- Records
——————
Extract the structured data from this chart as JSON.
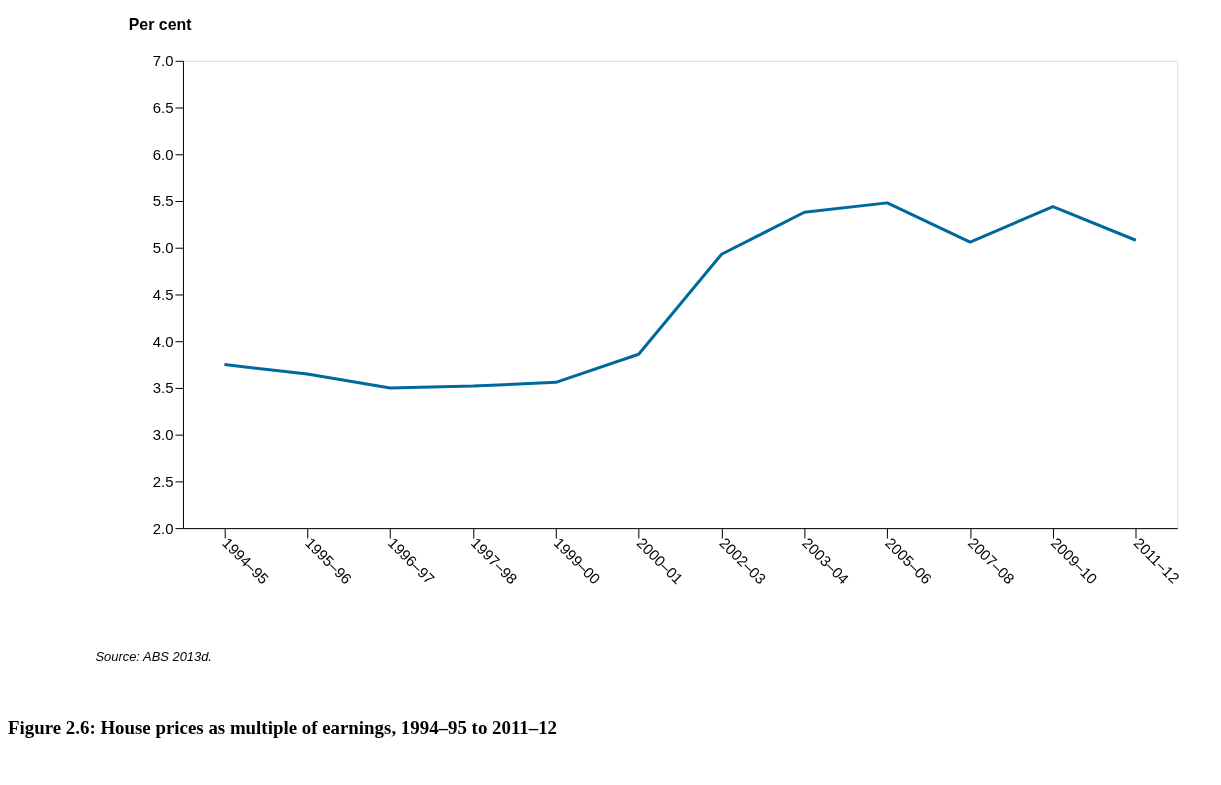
{
  "chart_data": {
    "type": "line",
    "title": "Figure 2.6: House prices as multiple of earnings, 1994–95 to 2011–12",
    "ylabel": "Per cent",
    "categories": [
      "1994–95",
      "1995–96",
      "1996–97",
      "1997–98",
      "1999–00",
      "2000–01",
      "2002–03",
      "2003–04",
      "2005–06",
      "2007–08",
      "2009–10",
      "2011–12"
    ],
    "series": [
      {
        "color": "#00689d",
        "values": [
          3.75,
          3.65,
          3.5,
          3.52,
          3.56,
          3.86,
          4.93,
          5.38,
          5.48,
          5.06,
          5.44,
          5.08
        ]
      }
    ],
    "ylim": [
      2.0,
      7.0
    ],
    "yticks": [
      {
        "value": 2.0,
        "label": "2.0"
      },
      {
        "value": 2.5,
        "label": "2.5"
      },
      {
        "value": 3.0,
        "label": "3.0"
      },
      {
        "value": 3.5,
        "label": "3.5"
      },
      {
        "value": 4.0,
        "label": "4.0"
      },
      {
        "value": 4.5,
        "label": "4.5"
      },
      {
        "value": 5.0,
        "label": "5.0"
      },
      {
        "value": 5.5,
        "label": "5.5"
      },
      {
        "value": 6.0,
        "label": "6.0"
      },
      {
        "value": 6.5,
        "label": "6.5"
      },
      {
        "value": 7.0,
        "label": "7.0"
      }
    ],
    "grid": false,
    "line_style": "solid",
    "annotations": [
      "Source: ABS 2013d."
    ]
  }
}
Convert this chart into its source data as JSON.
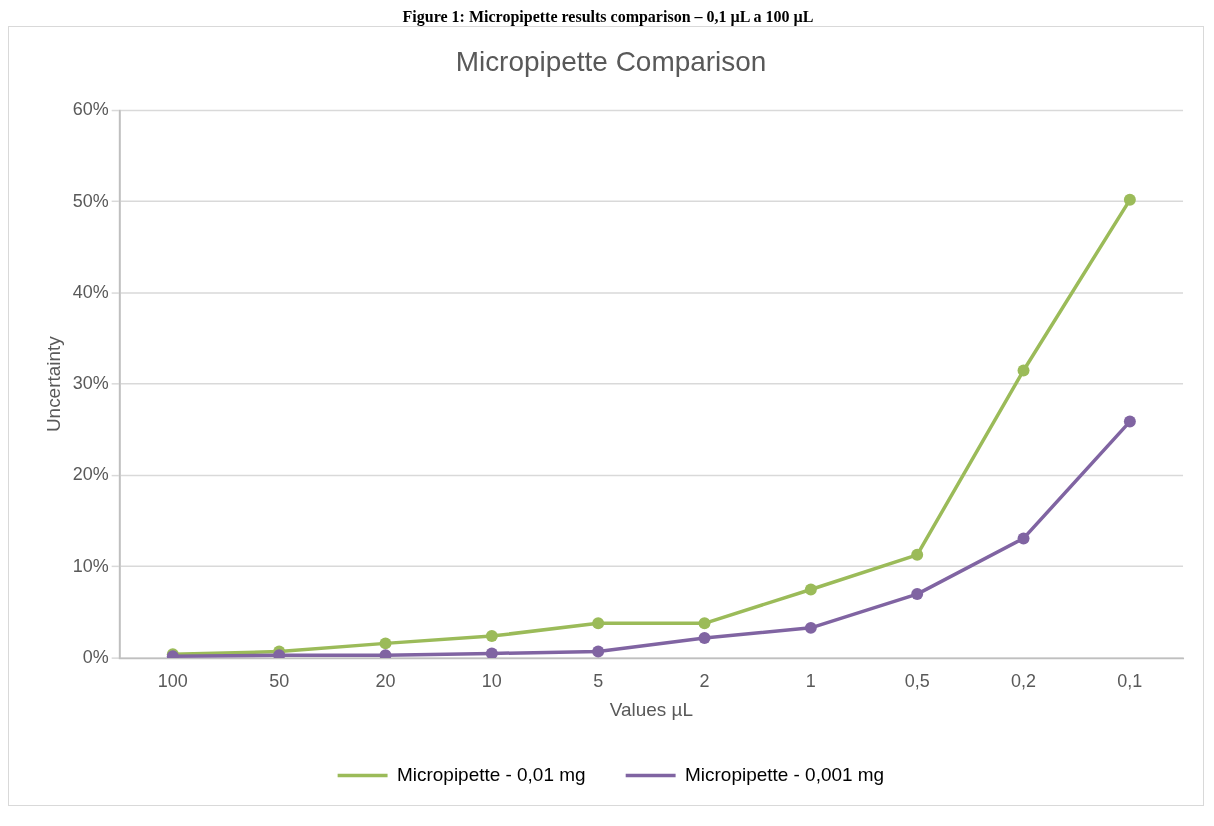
——————
- What to produce
Lines containing the word "this" must all be returned from the material above.

- Response to the task
Extract the structured data from this chart as JSON.
Convert this chart into its source data as JSON.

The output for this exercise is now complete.